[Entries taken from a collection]
BEGIN

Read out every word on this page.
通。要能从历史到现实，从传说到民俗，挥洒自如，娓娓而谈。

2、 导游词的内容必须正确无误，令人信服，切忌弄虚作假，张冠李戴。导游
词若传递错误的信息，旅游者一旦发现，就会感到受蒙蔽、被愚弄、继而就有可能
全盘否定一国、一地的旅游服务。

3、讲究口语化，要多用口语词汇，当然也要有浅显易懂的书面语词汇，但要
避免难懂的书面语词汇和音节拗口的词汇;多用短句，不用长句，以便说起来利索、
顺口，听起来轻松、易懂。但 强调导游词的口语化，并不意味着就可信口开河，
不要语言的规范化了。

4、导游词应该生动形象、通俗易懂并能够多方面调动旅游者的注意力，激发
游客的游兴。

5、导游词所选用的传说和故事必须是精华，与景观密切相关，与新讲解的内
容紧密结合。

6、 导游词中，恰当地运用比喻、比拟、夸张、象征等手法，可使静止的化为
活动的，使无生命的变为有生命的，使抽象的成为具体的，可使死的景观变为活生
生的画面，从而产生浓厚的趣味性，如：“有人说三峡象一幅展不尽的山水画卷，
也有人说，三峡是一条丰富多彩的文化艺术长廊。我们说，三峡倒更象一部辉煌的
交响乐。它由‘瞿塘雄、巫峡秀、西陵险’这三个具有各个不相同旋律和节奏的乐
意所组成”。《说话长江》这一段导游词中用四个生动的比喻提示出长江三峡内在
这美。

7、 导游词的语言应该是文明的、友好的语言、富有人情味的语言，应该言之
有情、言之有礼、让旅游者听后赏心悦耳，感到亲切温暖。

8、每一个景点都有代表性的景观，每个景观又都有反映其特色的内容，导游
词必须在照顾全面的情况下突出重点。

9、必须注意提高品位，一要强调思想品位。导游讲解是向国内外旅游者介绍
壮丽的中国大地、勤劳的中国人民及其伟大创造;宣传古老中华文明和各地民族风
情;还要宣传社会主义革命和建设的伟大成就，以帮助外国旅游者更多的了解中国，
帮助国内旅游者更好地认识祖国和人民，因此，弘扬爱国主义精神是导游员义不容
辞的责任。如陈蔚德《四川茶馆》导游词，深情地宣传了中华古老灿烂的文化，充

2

END

— Description of the task —
All of the entries above should be written out again exactly.

— Solved problem —
Read out every word on this page.
通。要能从历史到现实，从传说到民俗，挥洒自如，娓娓而谈。

2、 导游词的内容必须正确无误，令人信服，切忌弄虚作假，张冠李戴。导游
词若传递错误的信息，旅游者一旦发现，就会感到受蒙蔽、被愚弄、继而就有可能
全盘否定一国、一地的旅游服务。

3、讲究口语化，要多用口语词汇，当然也要有浅显易懂的书面语词汇，但要
避免难懂的书面语词汇和音节拗口的词汇;多用短句，不用长句，以便说起来利索、
顺口，听起来轻松、易懂。但 强调导游词的口语化，并不意味着就可信口开河，
不要语言的规范化了。

4、导游词应该生动形象、通俗易懂并能够多方面调动旅游者的注意力，激发
游客的游兴。

5、导游词所选用的传说和故事必须是精华，与景观密切相关，与新讲解的内
容紧密结合。

6、 导游词中，恰当地运用比喻、比拟、夸张、象征等手法，可使静止的化为
活动的，使无生命的变为有生命的，使抽象的成为具体的，可使死的景观变为活生
生的画面，从而产生浓厚的趣味性，如：“有人说三峡象一幅展不尽的山水画卷，
也有人说，三峡是一条丰富多彩的文化艺术长廊。我们说，三峡倒更象一部辉煌的
交响乐。它由‘瞿塘雄、巫峡秀、西陵险’这三个具有各个不相同旋律和节奏的乐
意所组成”。《说话长江》这一段导游词中用四个生动的比喻提示出长江三峡内在
这美。

7、 导游词的语言应该是文明的、友好的语言、富有人情味的语言，应该言之
有情、言之有礼、让旅游者听后赏心悦耳，感到亲切温暖。

8、每一个景点都有代表性的景观，每个景观又都有反映其特色的内容，导游
词必须在照顾全面的情况下突出重点。

9、必须注意提高品位，一要强调思想品位。导游讲解是向国内外旅游者介绍
壮丽的中国大地、勤劳的中国人民及其伟大创造;宣传古老中华文明和各地民族风
情;还要宣传社会主义革命和建设的伟大成就，以帮助外国旅游者更多的了解中国，
帮助国内旅游者更好地认识祖国和人民，因此，弘扬爱国主义精神是导游员义不容
辞的责任。如陈蔚德《四川茶馆》导游词，深情地宣传了中华古老灿烂的文化，充

2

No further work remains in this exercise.